Tally the lines containing the word "bottom", and report the tally alone.

-----

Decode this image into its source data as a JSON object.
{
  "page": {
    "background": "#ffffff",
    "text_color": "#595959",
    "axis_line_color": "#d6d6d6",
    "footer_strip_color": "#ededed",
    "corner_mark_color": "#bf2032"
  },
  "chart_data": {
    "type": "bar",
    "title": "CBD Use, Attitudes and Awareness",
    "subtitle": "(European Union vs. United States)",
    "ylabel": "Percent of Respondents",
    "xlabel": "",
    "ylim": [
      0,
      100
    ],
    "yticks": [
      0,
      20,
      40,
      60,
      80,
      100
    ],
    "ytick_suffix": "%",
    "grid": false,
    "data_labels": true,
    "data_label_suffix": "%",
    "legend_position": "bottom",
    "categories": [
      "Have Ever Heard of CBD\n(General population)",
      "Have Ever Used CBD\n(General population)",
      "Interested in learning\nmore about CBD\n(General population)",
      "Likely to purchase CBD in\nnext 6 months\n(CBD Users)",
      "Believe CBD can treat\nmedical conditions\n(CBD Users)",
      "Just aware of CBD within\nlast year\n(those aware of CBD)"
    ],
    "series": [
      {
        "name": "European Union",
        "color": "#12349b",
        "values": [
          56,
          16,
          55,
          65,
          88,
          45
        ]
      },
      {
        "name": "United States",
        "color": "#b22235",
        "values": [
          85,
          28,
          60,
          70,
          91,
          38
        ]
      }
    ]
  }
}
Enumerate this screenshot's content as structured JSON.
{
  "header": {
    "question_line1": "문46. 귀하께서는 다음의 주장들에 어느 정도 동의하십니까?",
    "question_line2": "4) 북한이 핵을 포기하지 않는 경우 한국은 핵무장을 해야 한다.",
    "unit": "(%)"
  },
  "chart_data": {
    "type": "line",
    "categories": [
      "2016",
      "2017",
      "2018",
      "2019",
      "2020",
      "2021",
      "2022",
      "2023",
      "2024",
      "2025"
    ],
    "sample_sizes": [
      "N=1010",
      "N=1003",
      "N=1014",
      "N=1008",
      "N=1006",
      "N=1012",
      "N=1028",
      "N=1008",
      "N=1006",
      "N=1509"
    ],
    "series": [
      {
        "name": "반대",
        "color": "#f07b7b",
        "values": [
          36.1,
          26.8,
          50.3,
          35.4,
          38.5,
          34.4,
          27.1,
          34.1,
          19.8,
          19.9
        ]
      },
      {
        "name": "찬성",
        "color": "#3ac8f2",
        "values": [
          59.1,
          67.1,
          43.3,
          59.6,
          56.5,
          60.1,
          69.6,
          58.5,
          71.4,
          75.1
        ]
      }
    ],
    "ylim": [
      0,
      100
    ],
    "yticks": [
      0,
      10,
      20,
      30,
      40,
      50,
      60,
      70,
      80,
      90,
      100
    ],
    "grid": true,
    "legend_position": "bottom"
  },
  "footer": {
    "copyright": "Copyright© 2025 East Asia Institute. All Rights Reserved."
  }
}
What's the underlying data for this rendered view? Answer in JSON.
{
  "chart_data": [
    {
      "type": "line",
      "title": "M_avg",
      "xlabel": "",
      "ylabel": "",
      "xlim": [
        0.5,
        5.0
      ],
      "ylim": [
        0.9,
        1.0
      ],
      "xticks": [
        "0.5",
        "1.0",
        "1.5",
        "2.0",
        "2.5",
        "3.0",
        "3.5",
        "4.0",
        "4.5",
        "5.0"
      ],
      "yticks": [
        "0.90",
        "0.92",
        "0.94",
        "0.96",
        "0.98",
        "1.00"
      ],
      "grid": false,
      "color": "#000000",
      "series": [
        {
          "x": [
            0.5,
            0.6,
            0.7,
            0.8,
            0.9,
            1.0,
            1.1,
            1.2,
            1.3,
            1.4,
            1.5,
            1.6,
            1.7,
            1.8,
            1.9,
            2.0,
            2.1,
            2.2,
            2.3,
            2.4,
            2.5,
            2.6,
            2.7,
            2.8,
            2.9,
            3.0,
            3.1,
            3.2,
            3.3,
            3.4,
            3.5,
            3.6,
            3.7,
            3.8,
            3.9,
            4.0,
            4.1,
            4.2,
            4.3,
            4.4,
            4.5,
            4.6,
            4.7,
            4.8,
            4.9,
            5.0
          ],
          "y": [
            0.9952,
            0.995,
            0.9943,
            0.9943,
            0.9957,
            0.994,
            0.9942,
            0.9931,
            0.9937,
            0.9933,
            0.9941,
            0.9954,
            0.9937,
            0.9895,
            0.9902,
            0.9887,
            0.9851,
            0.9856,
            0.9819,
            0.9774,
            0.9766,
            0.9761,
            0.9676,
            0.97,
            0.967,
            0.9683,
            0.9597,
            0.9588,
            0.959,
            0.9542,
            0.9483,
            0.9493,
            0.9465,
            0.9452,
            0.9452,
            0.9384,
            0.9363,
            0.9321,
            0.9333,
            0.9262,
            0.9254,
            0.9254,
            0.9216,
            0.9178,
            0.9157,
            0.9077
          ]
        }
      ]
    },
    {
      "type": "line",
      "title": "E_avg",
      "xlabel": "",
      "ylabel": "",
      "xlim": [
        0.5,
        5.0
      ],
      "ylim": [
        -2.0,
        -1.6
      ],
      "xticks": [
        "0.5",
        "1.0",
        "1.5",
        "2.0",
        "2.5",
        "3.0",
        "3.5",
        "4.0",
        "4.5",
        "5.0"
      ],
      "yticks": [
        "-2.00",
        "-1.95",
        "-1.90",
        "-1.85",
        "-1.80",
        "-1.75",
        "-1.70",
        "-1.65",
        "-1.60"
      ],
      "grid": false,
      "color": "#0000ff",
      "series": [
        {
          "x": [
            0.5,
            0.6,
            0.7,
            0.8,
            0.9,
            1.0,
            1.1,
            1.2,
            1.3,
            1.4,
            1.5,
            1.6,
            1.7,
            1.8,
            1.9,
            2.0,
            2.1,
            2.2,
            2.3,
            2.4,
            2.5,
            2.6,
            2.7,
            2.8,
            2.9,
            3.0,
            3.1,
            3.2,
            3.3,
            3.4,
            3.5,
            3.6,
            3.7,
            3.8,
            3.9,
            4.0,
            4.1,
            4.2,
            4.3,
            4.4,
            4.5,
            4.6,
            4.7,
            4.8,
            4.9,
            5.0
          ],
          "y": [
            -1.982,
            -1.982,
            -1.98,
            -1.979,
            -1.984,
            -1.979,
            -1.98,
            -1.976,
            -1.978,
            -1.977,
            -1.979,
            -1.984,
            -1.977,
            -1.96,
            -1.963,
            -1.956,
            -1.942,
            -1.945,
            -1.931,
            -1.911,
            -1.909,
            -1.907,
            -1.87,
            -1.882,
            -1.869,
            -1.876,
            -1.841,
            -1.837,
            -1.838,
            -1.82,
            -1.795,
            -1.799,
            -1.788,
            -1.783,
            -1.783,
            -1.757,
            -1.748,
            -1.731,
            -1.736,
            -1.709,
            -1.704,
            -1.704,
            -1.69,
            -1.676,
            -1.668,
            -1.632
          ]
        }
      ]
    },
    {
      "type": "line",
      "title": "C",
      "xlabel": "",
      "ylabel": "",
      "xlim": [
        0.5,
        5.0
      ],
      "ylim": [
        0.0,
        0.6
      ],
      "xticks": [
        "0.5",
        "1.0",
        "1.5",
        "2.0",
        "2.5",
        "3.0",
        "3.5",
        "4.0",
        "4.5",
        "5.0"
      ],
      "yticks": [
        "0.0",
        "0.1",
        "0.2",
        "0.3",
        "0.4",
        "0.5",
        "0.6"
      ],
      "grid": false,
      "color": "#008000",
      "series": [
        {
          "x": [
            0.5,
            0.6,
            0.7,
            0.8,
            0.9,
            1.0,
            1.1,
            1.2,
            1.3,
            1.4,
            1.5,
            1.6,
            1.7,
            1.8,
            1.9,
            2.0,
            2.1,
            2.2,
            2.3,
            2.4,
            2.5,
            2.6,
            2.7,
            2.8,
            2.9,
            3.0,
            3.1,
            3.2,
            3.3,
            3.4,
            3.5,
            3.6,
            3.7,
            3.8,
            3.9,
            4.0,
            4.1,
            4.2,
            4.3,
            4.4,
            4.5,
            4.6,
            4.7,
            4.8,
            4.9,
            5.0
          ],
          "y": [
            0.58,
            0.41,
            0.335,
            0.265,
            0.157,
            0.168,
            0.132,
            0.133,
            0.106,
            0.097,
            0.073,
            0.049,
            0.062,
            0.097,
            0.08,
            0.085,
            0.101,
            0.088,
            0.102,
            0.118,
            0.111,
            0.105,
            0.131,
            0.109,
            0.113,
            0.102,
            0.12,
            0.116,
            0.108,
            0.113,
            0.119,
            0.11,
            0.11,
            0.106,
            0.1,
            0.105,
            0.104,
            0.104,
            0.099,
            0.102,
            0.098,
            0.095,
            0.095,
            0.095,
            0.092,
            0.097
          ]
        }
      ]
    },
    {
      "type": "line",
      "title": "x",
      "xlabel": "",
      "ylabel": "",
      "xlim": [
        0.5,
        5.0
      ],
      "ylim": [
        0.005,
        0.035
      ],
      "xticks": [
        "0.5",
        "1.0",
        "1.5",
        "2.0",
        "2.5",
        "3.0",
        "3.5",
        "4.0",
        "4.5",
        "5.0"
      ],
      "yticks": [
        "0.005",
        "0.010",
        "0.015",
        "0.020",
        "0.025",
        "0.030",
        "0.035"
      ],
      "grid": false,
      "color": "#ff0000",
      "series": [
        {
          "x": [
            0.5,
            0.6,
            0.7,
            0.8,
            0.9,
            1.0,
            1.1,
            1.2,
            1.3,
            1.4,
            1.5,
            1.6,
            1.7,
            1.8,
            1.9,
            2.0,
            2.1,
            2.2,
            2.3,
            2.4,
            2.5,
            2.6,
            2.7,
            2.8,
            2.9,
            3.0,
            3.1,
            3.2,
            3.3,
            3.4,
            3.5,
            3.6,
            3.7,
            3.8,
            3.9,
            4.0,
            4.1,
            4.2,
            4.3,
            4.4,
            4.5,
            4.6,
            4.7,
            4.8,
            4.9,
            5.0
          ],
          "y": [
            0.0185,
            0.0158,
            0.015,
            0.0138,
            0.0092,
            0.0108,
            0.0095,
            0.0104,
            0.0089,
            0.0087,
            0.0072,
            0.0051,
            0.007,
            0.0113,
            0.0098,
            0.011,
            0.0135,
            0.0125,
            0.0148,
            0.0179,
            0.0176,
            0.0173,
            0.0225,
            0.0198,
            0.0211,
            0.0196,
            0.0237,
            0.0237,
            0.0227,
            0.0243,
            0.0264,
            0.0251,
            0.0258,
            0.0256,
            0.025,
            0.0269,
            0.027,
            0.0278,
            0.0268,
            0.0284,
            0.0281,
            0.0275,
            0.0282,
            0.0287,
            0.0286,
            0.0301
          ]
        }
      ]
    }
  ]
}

-----

--- The reply ---
2